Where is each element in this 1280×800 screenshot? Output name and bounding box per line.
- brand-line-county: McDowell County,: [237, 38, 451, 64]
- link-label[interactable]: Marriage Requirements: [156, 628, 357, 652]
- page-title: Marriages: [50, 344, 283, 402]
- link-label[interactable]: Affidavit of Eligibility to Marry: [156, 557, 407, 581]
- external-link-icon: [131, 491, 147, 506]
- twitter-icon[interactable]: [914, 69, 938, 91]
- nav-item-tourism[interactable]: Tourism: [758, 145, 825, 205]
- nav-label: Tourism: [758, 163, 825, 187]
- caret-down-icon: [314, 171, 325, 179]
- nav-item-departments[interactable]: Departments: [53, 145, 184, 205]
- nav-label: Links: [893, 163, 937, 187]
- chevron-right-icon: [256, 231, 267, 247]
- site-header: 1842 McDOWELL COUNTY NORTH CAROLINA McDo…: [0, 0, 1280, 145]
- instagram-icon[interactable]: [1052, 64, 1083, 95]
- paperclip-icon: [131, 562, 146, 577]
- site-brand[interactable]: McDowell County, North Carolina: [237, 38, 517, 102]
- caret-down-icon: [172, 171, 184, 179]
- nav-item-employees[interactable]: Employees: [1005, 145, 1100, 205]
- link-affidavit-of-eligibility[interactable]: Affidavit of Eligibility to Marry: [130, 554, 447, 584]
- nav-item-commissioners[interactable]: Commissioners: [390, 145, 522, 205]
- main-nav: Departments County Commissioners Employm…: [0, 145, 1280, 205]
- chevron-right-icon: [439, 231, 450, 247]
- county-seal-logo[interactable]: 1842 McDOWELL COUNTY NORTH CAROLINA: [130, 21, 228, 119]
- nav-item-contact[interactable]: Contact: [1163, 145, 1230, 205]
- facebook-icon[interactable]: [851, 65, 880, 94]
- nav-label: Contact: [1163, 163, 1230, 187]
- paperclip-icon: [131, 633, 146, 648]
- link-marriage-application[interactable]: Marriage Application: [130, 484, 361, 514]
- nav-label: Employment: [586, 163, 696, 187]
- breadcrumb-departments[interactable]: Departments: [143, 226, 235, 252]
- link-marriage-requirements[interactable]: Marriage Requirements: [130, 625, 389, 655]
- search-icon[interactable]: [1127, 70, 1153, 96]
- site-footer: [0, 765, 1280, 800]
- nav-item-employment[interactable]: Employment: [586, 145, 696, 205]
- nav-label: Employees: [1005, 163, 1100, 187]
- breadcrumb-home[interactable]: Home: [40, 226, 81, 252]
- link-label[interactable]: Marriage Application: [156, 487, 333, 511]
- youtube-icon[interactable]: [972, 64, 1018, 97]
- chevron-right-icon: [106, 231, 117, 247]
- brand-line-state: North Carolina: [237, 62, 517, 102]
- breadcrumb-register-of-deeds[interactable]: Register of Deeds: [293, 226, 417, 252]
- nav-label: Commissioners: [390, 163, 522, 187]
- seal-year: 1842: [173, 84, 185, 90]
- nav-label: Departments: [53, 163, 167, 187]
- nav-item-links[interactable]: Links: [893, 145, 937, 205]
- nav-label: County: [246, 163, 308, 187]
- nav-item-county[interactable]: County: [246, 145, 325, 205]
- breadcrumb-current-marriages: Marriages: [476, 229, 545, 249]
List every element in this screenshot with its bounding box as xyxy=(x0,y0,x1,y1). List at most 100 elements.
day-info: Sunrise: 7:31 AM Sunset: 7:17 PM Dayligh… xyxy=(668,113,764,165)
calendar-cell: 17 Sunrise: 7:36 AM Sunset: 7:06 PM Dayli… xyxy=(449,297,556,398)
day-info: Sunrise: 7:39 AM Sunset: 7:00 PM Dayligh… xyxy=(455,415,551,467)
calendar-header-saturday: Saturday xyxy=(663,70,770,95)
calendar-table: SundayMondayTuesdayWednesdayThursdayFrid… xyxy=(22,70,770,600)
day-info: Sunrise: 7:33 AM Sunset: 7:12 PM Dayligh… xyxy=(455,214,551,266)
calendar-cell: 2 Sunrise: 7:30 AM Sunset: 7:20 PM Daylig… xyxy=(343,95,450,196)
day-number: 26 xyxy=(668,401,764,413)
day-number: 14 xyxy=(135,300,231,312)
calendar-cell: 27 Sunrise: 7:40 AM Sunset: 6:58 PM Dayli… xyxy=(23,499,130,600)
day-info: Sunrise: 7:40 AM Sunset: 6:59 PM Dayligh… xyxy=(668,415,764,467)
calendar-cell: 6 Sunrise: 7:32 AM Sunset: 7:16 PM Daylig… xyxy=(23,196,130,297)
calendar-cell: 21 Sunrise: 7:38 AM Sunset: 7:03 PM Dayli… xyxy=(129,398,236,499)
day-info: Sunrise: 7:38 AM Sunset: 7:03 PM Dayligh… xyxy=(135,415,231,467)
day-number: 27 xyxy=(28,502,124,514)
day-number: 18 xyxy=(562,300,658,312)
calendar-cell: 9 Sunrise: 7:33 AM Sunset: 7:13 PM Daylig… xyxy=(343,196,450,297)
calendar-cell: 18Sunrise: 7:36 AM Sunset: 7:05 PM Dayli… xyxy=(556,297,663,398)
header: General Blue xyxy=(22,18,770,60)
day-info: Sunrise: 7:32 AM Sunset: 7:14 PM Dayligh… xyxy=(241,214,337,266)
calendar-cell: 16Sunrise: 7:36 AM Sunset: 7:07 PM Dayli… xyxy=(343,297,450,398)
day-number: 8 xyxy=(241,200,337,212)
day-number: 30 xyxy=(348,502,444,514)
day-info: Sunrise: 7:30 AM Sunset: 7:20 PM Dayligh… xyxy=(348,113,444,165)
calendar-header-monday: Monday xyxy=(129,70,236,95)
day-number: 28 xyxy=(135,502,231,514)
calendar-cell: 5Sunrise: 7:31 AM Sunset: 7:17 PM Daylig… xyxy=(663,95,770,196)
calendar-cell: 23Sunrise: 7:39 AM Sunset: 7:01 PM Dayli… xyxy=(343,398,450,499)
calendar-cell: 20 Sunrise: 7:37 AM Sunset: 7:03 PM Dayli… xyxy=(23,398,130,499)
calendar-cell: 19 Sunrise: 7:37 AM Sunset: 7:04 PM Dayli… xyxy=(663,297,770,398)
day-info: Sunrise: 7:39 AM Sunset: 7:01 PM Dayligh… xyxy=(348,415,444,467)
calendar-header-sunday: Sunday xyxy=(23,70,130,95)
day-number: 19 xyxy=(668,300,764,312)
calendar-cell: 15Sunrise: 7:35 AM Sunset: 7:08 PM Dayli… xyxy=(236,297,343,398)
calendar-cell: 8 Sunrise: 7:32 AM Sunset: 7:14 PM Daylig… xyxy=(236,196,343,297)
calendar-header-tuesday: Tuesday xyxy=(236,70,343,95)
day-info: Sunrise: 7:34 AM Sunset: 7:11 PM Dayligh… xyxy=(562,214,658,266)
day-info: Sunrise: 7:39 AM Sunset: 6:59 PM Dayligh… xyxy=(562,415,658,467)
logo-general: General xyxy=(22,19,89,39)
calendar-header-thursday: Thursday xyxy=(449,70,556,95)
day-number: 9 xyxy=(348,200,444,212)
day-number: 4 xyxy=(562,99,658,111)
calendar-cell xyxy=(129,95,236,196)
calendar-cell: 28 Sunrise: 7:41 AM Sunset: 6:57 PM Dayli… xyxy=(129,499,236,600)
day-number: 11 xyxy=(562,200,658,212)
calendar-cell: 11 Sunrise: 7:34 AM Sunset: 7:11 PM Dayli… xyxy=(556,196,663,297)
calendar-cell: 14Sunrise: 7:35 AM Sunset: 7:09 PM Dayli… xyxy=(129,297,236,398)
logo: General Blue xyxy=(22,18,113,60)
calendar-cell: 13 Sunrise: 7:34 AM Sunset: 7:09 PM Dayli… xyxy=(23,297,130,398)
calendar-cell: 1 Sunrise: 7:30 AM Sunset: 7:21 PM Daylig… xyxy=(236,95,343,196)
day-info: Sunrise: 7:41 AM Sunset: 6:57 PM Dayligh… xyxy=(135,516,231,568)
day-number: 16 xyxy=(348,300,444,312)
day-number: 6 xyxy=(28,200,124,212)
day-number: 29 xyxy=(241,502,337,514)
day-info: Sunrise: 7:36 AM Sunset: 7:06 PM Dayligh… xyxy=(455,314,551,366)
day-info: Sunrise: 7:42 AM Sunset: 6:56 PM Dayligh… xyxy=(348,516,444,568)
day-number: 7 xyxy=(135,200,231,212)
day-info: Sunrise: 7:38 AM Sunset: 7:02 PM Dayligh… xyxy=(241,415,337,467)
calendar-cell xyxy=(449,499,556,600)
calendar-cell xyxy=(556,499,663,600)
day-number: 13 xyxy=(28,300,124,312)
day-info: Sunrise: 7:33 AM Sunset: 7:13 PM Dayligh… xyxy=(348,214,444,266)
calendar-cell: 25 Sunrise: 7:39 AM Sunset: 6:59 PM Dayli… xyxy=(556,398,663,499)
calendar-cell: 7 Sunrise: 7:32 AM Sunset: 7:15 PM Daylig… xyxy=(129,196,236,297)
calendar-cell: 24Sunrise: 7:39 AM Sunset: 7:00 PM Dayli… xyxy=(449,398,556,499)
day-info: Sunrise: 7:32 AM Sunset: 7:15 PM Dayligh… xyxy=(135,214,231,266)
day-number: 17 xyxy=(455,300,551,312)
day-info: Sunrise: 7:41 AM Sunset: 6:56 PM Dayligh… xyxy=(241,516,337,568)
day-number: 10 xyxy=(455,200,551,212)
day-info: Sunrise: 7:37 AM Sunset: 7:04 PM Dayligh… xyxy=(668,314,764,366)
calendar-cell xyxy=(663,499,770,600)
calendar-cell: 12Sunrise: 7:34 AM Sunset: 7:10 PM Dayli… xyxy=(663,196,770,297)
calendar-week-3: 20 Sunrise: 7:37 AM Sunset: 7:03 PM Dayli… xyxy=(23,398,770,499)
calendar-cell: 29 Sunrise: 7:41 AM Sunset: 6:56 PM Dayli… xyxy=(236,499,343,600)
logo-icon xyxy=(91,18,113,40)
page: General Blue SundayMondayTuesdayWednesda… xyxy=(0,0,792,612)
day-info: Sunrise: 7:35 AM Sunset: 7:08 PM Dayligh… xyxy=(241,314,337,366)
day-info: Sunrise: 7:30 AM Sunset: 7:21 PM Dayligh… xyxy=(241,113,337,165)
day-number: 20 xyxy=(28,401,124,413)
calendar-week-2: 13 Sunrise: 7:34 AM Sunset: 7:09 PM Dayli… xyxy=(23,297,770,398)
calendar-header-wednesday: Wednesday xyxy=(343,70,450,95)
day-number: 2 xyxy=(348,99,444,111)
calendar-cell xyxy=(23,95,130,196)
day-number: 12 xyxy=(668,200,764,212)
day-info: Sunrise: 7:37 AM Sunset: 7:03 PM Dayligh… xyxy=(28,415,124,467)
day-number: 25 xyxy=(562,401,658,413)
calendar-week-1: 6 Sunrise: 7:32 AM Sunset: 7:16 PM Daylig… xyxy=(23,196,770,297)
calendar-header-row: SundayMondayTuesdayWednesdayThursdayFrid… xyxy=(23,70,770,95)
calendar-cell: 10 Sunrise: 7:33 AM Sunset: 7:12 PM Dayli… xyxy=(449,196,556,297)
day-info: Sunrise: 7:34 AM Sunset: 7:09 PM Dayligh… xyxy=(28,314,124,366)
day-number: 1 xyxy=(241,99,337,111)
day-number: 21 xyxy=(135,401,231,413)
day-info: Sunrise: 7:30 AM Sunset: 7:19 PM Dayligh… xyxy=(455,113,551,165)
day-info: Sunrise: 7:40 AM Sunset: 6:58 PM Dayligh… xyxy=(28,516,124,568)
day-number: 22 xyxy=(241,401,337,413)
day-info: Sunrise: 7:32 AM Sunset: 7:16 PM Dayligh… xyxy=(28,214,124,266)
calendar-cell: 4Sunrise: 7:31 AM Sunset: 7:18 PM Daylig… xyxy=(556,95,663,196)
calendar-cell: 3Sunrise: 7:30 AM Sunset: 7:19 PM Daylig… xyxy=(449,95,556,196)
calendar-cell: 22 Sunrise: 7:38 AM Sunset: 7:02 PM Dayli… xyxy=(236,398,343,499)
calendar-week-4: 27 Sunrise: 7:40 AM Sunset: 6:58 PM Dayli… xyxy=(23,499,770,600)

——————

### TASK REQUIREMENTS
Copy out the listing from its first line through the line containing "628, 357, 652]", with both ends included and nothing altered.

### EXERCISE SOLUTION
Where is each element in this 1280×800 screenshot? Output name and bounding box per line.
- brand-line-county: McDowell County,: [237, 38, 451, 64]
- link-label[interactable]: Marriage Requirements: [156, 628, 357, 652]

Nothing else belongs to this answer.